Task: List every line below containing "content".

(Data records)
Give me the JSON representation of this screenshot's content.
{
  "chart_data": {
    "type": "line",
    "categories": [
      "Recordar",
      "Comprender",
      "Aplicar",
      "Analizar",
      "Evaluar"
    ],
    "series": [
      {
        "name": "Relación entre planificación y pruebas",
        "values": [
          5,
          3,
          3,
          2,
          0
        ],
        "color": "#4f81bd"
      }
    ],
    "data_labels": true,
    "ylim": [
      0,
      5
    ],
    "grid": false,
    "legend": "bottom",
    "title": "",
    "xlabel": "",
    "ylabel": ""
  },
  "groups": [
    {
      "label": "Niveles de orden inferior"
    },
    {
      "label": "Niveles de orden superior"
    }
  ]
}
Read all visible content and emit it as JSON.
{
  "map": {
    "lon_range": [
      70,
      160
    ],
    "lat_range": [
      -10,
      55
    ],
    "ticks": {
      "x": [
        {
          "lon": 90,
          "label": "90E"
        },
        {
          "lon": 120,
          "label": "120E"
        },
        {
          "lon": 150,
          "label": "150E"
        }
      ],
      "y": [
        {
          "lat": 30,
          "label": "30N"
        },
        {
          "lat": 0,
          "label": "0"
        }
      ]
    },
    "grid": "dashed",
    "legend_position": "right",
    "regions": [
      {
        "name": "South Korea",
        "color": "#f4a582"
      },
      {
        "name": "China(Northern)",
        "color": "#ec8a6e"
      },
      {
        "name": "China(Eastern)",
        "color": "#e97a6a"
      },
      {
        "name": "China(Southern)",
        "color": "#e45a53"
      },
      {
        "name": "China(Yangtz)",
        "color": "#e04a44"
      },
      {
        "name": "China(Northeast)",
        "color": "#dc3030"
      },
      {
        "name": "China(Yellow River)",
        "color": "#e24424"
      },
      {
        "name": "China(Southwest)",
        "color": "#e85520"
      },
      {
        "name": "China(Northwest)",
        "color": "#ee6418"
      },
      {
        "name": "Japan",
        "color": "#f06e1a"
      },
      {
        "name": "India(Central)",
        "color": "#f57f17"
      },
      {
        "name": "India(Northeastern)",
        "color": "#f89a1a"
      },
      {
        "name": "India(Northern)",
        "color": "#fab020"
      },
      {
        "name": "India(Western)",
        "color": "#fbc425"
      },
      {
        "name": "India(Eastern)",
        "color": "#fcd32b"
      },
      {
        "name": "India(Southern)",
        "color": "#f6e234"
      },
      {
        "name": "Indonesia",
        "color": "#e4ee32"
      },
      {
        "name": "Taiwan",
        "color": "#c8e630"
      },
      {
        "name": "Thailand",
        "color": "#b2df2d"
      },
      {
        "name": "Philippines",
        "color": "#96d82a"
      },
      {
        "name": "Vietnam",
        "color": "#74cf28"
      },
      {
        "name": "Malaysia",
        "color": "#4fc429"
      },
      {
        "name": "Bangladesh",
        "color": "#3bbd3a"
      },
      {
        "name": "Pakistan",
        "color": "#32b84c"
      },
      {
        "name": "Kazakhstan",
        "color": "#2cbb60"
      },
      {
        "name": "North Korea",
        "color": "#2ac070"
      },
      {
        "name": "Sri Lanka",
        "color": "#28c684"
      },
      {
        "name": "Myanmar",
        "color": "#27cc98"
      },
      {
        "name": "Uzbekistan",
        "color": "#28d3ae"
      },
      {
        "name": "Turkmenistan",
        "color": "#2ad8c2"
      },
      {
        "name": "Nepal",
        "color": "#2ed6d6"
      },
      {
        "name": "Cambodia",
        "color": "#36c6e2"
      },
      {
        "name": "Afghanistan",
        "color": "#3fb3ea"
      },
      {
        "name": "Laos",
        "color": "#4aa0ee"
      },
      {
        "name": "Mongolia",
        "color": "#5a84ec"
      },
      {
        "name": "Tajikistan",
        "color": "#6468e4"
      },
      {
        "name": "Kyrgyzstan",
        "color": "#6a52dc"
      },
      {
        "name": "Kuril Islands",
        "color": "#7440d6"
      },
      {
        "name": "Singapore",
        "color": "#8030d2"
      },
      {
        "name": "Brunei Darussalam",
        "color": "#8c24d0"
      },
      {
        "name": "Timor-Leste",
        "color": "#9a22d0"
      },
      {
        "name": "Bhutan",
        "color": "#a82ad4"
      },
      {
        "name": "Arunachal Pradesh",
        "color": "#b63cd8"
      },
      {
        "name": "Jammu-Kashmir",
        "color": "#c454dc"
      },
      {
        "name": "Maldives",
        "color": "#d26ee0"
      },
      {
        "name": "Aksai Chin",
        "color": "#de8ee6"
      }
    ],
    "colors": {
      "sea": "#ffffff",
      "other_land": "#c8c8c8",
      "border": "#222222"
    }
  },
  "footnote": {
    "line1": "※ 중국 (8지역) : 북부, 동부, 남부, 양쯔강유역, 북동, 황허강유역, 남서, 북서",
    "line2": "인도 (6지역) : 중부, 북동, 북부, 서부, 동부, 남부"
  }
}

Solution to this task:
Give me the JSON representation of this screenshot's content.
Read all visible content and emit it as JSON.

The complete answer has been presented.